*SHORT EXERCISE:* All of the material below is to be restated word for word, apart from the pictures.

[Extracted records]
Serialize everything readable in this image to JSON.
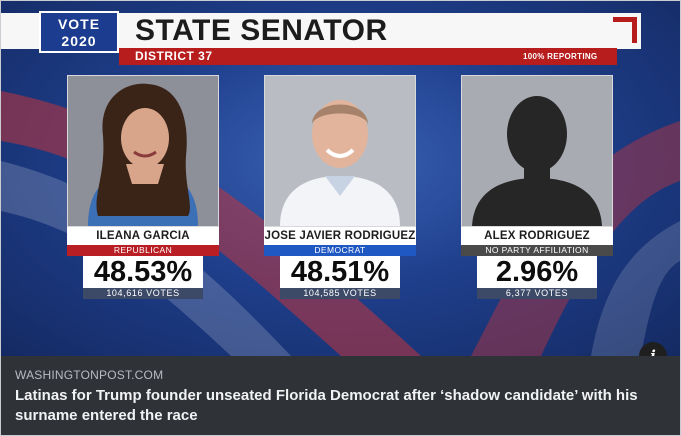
{
  "graphic": {
    "vote_line1": "VOTE",
    "vote_line2": "2020",
    "title": "STATE SENATOR",
    "district": "DISTRICT 37",
    "reporting": "100% REPORTING",
    "candidates": [
      {
        "name": "ILEANA GARCIA",
        "party": "REPUBLICAN",
        "percent": "48.53%",
        "votes": "104,616 VOTES",
        "party_color": "#b81e24"
      },
      {
        "name": "JOSE JAVIER RODRIGUEZ",
        "party": "DEMOCRAT",
        "percent": "48.51%",
        "votes": "104,585 VOTES",
        "party_color": "#1f57c3"
      },
      {
        "name": "ALEX RODRIGUEZ",
        "party": "NO PARTY AFFILIATION",
        "percent": "2.96%",
        "votes": "6,377 VOTES",
        "party_color": "#4a4a4a"
      }
    ]
  },
  "link_preview": {
    "source": "WASHINGTONPOST.COM",
    "headline": "Latinas for Trump founder unseated Florida Democrat after ‘shadow candidate’ with his surname entered the race",
    "info_icon": "i"
  }
}
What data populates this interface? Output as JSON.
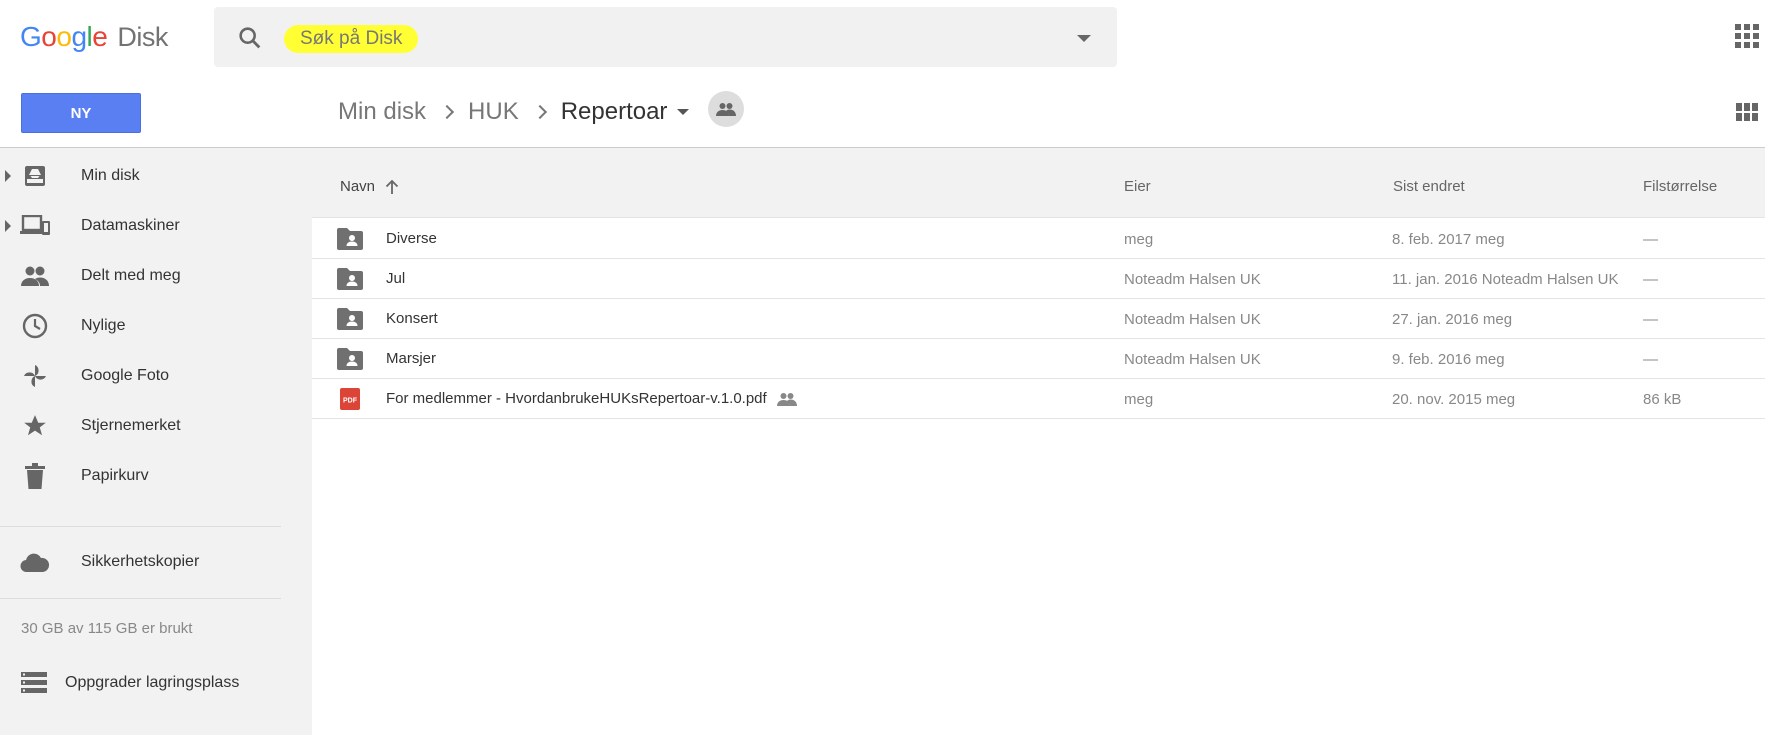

*TASK SOLUTION:*
Serialize everything readable in this image to JSON.
{
  "graphic": {
    "vote_line1": "VOTE",
    "vote_line2": "2020",
    "title": "STATE SENATOR",
    "district": "DISTRICT 37",
    "reporting": "100% REPORTING",
    "candidates": [
      {
        "name": "ILEANA GARCIA",
        "party": "REPUBLICAN",
        "percent": "48.53%",
        "votes": "104,616 VOTES",
        "party_color": "#b81e24"
      },
      {
        "name": "JOSE JAVIER RODRIGUEZ",
        "party": "DEMOCRAT",
        "percent": "48.51%",
        "votes": "104,585 VOTES",
        "party_color": "#1f57c3"
      },
      {
        "name": "ALEX RODRIGUEZ",
        "party": "NO PARTY AFFILIATION",
        "percent": "2.96%",
        "votes": "6,377 VOTES",
        "party_color": "#4a4a4a"
      }
    ]
  },
  "link_preview": {
    "source": "WASHINGTONPOST.COM",
    "headline": "Latinas for Trump founder unseated Florida Democrat after ‘shadow candidate’ with his surname entered the race",
    "info_icon": "i"
  }
}
What data populates this interface? Output as JSON.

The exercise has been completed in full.